WHAT NEEDS TO BE DONE: Write out each entry, exactly the way it appears.

-- Begin RECORDS FOR THIS EXERCISE --

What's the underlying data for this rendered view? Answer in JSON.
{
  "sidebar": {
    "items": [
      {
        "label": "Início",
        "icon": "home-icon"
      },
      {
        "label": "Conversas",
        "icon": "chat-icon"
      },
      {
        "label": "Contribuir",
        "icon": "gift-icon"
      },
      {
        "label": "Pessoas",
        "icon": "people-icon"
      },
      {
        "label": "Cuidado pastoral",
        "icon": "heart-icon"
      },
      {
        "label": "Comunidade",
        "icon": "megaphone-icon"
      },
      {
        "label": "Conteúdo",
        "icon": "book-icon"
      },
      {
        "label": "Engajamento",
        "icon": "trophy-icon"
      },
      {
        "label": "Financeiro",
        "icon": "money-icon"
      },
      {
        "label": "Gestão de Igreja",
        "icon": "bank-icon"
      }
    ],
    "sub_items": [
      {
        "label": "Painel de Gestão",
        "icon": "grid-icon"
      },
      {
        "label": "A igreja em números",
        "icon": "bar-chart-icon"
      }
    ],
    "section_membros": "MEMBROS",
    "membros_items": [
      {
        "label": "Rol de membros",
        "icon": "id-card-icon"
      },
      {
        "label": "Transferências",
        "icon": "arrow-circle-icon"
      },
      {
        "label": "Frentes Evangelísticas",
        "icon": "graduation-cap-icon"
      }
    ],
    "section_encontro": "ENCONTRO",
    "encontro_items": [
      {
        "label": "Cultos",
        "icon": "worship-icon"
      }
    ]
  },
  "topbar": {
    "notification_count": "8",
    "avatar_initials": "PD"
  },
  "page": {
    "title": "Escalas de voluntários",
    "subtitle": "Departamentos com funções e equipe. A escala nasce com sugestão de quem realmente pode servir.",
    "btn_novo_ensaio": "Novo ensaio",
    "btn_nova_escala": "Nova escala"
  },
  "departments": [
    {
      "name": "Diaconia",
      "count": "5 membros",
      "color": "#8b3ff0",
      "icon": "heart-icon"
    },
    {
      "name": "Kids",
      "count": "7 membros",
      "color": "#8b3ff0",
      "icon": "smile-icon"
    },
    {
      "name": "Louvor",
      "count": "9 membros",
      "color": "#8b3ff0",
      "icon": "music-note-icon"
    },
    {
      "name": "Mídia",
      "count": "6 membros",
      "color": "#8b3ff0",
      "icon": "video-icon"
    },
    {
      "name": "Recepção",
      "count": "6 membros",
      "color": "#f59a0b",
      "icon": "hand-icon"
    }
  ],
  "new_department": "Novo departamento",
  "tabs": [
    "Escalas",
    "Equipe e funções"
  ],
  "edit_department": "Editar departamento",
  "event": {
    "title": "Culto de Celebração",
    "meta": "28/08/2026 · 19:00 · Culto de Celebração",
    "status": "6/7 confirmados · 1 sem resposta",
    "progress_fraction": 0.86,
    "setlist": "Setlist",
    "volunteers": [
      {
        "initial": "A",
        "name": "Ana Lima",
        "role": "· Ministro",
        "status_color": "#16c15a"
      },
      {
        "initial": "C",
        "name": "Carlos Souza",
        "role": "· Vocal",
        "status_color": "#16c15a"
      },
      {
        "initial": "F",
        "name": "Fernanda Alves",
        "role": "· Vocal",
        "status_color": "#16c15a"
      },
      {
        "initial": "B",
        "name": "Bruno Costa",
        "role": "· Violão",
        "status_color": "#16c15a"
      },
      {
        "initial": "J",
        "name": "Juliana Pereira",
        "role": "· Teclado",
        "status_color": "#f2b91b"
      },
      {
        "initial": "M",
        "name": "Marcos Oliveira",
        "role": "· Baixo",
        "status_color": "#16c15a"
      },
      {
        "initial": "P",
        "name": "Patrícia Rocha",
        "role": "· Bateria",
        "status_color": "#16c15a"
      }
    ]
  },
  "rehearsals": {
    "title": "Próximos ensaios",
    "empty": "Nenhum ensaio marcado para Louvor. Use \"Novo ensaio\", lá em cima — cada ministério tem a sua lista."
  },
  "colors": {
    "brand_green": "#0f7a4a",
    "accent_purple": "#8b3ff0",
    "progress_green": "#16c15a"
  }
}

-- End RECORDS FOR THIS EXERCISE --

ANSWER TO THE TASK:
What's the underlying data for this rendered view? Answer in JSON.
{
  "sidebar": {
    "items": [
      {
        "label": "Início",
        "icon": "home-icon"
      },
      {
        "label": "Conversas",
        "icon": "chat-icon"
      },
      {
        "label": "Contribuir",
        "icon": "gift-icon"
      },
      {
        "label": "Pessoas",
        "icon": "people-icon"
      },
      {
        "label": "Cuidado pastoral",
        "icon": "heart-icon"
      },
      {
        "label": "Comunidade",
        "icon": "megaphone-icon"
      },
      {
        "label": "Conteúdo",
        "icon": "book-icon"
      },
      {
        "label": "Engajamento",
        "icon": "trophy-icon"
      },
      {
        "label": "Financeiro",
        "icon": "money-icon"
      },
      {
        "label": "Gestão de Igreja",
        "icon": "bank-icon"
      }
    ],
    "sub_items": [
      {
        "label": "Painel de Gestão",
        "icon": "grid-icon"
      },
      {
        "label": "A igreja em números",
        "icon": "bar-chart-icon"
      }
    ],
    "section_membros": "MEMBROS",
    "membros_items": [
      {
        "label": "Rol de membros",
        "icon": "id-card-icon"
      },
      {
        "label": "Transferências",
        "icon": "arrow-circle-icon"
      },
      {
        "label": "Frentes Evangelísticas",
        "icon": "graduation-cap-icon"
      }
    ],
    "section_encontro": "ENCONTRO",
    "encontro_items": [
      {
        "label": "Cultos",
        "icon": "worship-icon"
      }
    ]
  },
  "topbar": {
    "notification_count": "8",
    "avatar_initials": "PD"
  },
  "page": {
    "title": "Escalas de voluntários",
    "subtitle": "Departamentos com funções e equipe. A escala nasce com sugestão de quem realmente pode servir.",
    "btn_novo_ensaio": "Novo ensaio",
    "btn_nova_escala": "Nova escala"
  },
  "departments": [
    {
      "name": "Diaconia",
      "count": "5 membros",
      "color": "#8b3ff0",
      "icon": "heart-icon"
    },
    {
      "name": "Kids",
      "count": "7 membros",
      "color": "#8b3ff0",
      "icon": "smile-icon"
    },
    {
      "name": "Louvor",
      "count": "9 membros",
      "color": "#8b3ff0",
      "icon": "music-note-icon"
    },
    {
      "name": "Mídia",
      "count": "6 membros",
      "color": "#8b3ff0",
      "icon": "video-icon"
    },
    {
      "name": "Recepção",
      "count": "6 membros",
      "color": "#f59a0b",
      "icon": "hand-icon"
    }
  ],
  "new_department": "Novo departamento",
  "tabs": [
    "Escalas",
    "Equipe e funções"
  ],
  "edit_department": "Editar departamento",
  "event": {
    "title": "Culto de Celebração",
    "meta": "28/08/2026 · 19:00 · Culto de Celebração",
    "status": "6/7 confirmados · 1 sem resposta",
    "progress_fraction": 0.86,
    "setlist": "Setlist",
    "volunteers": [
      {
        "initial": "A",
        "name": "Ana Lima",
        "role": "· Ministro",
        "status_color": "#16c15a"
      },
      {
        "initial": "C",
        "name": "Carlos Souza",
        "role": "· Vocal",
        "status_color": "#16c15a"
      },
      {
        "initial": "F",
        "name": "Fernanda Alves",
        "role": "· Vocal",
        "status_color": "#16c15a"
      },
      {
        "initial": "B",
        "name": "Bruno Costa",
        "role": "· Violão",
        "status_color": "#16c15a"
      },
      {
        "initial": "J",
        "name": "Juliana Pereira",
        "role": "· Teclado",
        "status_color": "#f2b91b"
      },
      {
        "initial": "M",
        "name": "Marcos Oliveira",
        "role": "· Baixo",
        "status_color": "#16c15a"
      },
      {
        "initial": "P",
        "name": "Patrícia Rocha",
        "role": "· Bateria",
        "status_color": "#16c15a"
      }
    ]
  },
  "rehearsals": {
    "title": "Próximos ensaios",
    "empty": "Nenhum ensaio marcado para Louvor. Use \"Novo ensaio\", lá em cima — cada ministério tem a sua lista."
  },
  "colors": {
    "brand_green": "#0f7a4a",
    "accent_purple": "#8b3ff0",
    "progress_green": "#16c15a"
  }
}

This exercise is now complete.